#### Page extract:
·····
Layer and field query

from docria import Document, DataTypes as T, NodeSpan, NodeList

doc = Document()
doc.maintext = "Lund is a city in Sweden."
#               0123456789012345678901234
#               0         1         2

# Only ordered layers exist in docria, this means all nodes are added sequentially.
# T.span() is equivalent to T.span("main") which referes to the main text
token_layer = doc.add_layer("token", part_of_speech=T.string(), text=T.span(), head=T.noderef("token"))

# Annotation output by CoreNLP 3.9.2 and Basic dependencies
# We set node references later.
first = token_layer.add(part_of_speech="NNP", text=doc.maintext[0:4])
token_layer.add(part_of_speech="VBZ", text=doc.maintext[5:7])
token_layer.add(part_of_speech="DT", text=doc.maintext[8:9])
token_layer.add(part_of_speech="NN", text=doc.maintext[10:14])
token_layer.add(part_of_speech="IN", text=doc.maintext[15:17])
token_layer.add(part_of_speech="NNP", text=doc.maintext[18:24])
last = token_layer.add(part_of_speech=".", text=doc.maintext[24:])

# Create a node span and convert into a list
sent_tokens = NodeSpan(first, last).to_list()

# When setting heads, no validation takes place.
·····
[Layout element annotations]
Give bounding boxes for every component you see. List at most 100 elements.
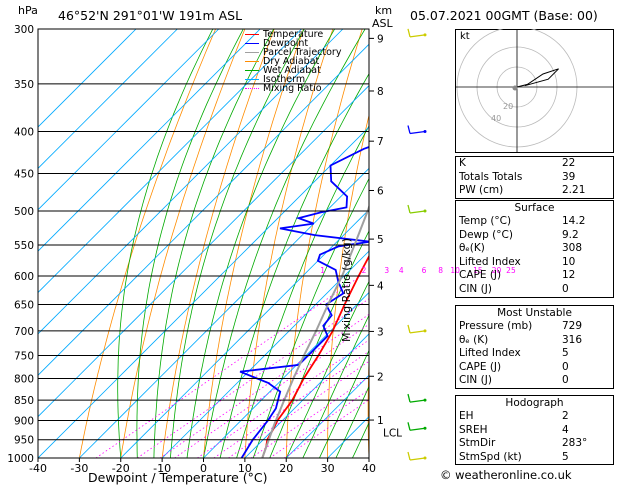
indices-panel: K 22 Totals Totals 39 PW (cm) 2.21 xyxy=(455,156,614,199)
hodograph-unit: kt xyxy=(460,31,470,42)
km-tick-label: 8 xyxy=(377,86,384,98)
surface-value: 308 xyxy=(562,242,583,255)
mixing-ratio-line xyxy=(197,339,369,458)
wind-barb xyxy=(407,393,427,403)
legend-item: Isotherm xyxy=(245,74,305,85)
most-unstable-label: θₑ (K) xyxy=(459,333,489,346)
surface-label: Dewp (°C) xyxy=(459,228,513,241)
hodograph-stat-label: EH xyxy=(459,410,474,422)
most-unstable-row: θₑ (K) 316 xyxy=(456,334,613,348)
pressure-tick-label: 1000 xyxy=(7,453,34,465)
legend-label: Dewpoint xyxy=(263,38,309,49)
index-value: 22 xyxy=(562,157,576,169)
most-unstable-row: Pressure (mb) 729 xyxy=(456,320,613,334)
km-tick-label: 6 xyxy=(377,185,384,197)
copyright[interactable]: © weatheronline.co.uk xyxy=(440,468,572,482)
mixing-ratio-line xyxy=(137,298,369,458)
hodograph-stat-value: 4 xyxy=(562,423,569,436)
x-tick-label: 0 xyxy=(200,462,207,475)
km-tick-label: 5 xyxy=(377,234,384,246)
pressure-tick-label: 400 xyxy=(14,127,34,139)
legend-label: Temperature xyxy=(263,29,324,40)
legend-label: Mixing Ratio xyxy=(263,83,322,94)
x-axis-label: Dewpoint / Temperature (°C) xyxy=(88,470,268,485)
pressure-tick-label: 850 xyxy=(14,395,34,407)
km-tick-label: 4 xyxy=(377,280,384,292)
most-unstable-panel: Most Unstable Pressure (mb) 729 θₑ (K) 316 L… xyxy=(455,305,614,389)
surface-label: Lifted Index xyxy=(459,255,521,268)
most-unstable-value: 0 xyxy=(562,374,569,387)
hodograph-stat-value: 2 xyxy=(562,410,569,422)
mixing-ratio-line xyxy=(213,350,369,458)
asl-unit-label: ASL xyxy=(372,17,393,30)
mixing-ratio-label: 2 xyxy=(362,266,367,275)
x-tick-label: -30 xyxy=(70,462,88,475)
surface-row: CAPE (J) 12 xyxy=(456,269,613,283)
series-parcel-trajectory xyxy=(261,204,369,458)
wet-adiabat xyxy=(319,349,369,458)
legend-swatch xyxy=(245,61,259,62)
storm-motion-marker xyxy=(512,85,518,91)
legend-item: Dry Adiabat xyxy=(245,56,319,67)
x-tick-label: -10 xyxy=(153,462,171,475)
wind-barb xyxy=(407,204,427,214)
mixing-ratio-label: 8 xyxy=(438,266,443,275)
index-label: Totals Totals xyxy=(459,170,523,183)
wind-barb xyxy=(407,125,427,135)
legend-swatch xyxy=(245,70,259,71)
most-unstable-label: Pressure (mb) xyxy=(459,320,533,332)
legend-label: Wet Adiabat xyxy=(263,65,321,76)
wind-barb xyxy=(407,324,427,334)
legend-item: Dewpoint xyxy=(245,38,308,49)
isotherm xyxy=(38,29,261,252)
mixing-ratio-label: 25 xyxy=(506,266,516,275)
legend-swatch xyxy=(245,88,259,89)
most-unstable-label: Lifted Index xyxy=(459,347,521,360)
pressure-tick-label: 700 xyxy=(14,326,34,338)
km-tick-label: 9 xyxy=(377,33,384,45)
surface-row: Dewp (°C) 9.2 xyxy=(456,229,613,243)
km-tick-label: 1 xyxy=(377,415,384,427)
isotherm xyxy=(38,29,178,169)
mixing-ratio-label: 3 xyxy=(384,266,389,275)
isotherm xyxy=(38,126,369,458)
pressure-tick-label: 300 xyxy=(14,24,34,36)
pressure-tick-label: 950 xyxy=(14,435,34,447)
legend-swatch xyxy=(245,34,259,35)
legend-swatch xyxy=(245,52,259,53)
dry-adiabat xyxy=(367,353,369,458)
mixing-ratio-axis-label: Mixing Ratio (g/kg) xyxy=(340,238,353,342)
pressure-tick-label: 350 xyxy=(14,79,34,91)
surface-value: 9.2 xyxy=(562,228,579,241)
surface-title: Surface xyxy=(514,202,555,214)
legend-item: Temperature xyxy=(245,29,323,40)
x-tick-label: -40 xyxy=(29,462,47,475)
hodograph-trace xyxy=(516,68,559,88)
wet-adiabat xyxy=(335,385,369,458)
legend-label: Dry Adiabat xyxy=(263,56,320,67)
surface-label: CAPE (J) xyxy=(459,269,502,282)
legend-label: Parcel Trajectory xyxy=(263,47,342,58)
isotherm xyxy=(38,85,369,418)
x-tick-label: -20 xyxy=(112,462,130,475)
surface-label: Temp (°C) xyxy=(459,215,512,227)
wind-barb xyxy=(407,422,427,431)
x-tick-label: 40 xyxy=(362,462,376,475)
index-value: 39 xyxy=(562,170,576,183)
pressure-tick-label: 500 xyxy=(14,206,34,218)
mixing-ratio-label: 15 xyxy=(473,266,483,275)
isotherm xyxy=(285,374,369,458)
pressure-tick-label: 600 xyxy=(14,271,34,283)
surface-row: CIN (J) 0 xyxy=(456,283,613,297)
surface-row: θₑ(K) 308 xyxy=(456,242,613,256)
mixing-ratio-line xyxy=(95,275,361,458)
legend-item: Parcel Trajectory xyxy=(245,47,341,58)
wet-adiabat xyxy=(117,29,214,458)
pressure-tick-label: 650 xyxy=(14,300,34,312)
wet-adiabat xyxy=(136,29,244,458)
surface-value: 10 xyxy=(562,255,576,268)
most-unstable-value: 5 xyxy=(562,347,569,360)
isotherm xyxy=(161,250,369,458)
mixing-ratio-label: 1 xyxy=(320,266,325,275)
·····
#### What you need to do:
a. In two sentences, summarize what the layer and field query code does.
b. Answer these from the layer and field query code, one answer a line:
(i) What sentence is set as the document's main text?
(ii) Which version of CoreNLP produced the annotation?
(iii) According to the final comment, what happens when heads are set?

#### Answers to each task:
a. The layer and field query code creates a docria document with the main text "Lund is a city in Sweden." and adds a "token" layer with fields for part of speech, a text span and a head reference to another token. It then adds seven tokens tagged with output from CoreNLP 3.9.2 and builds a node span from the first token to the last, which it converts into a list.

b.
(i) "Lund is a city in Sweden."
(ii) CoreNLP 3.9.2
(iii) No validation takes place.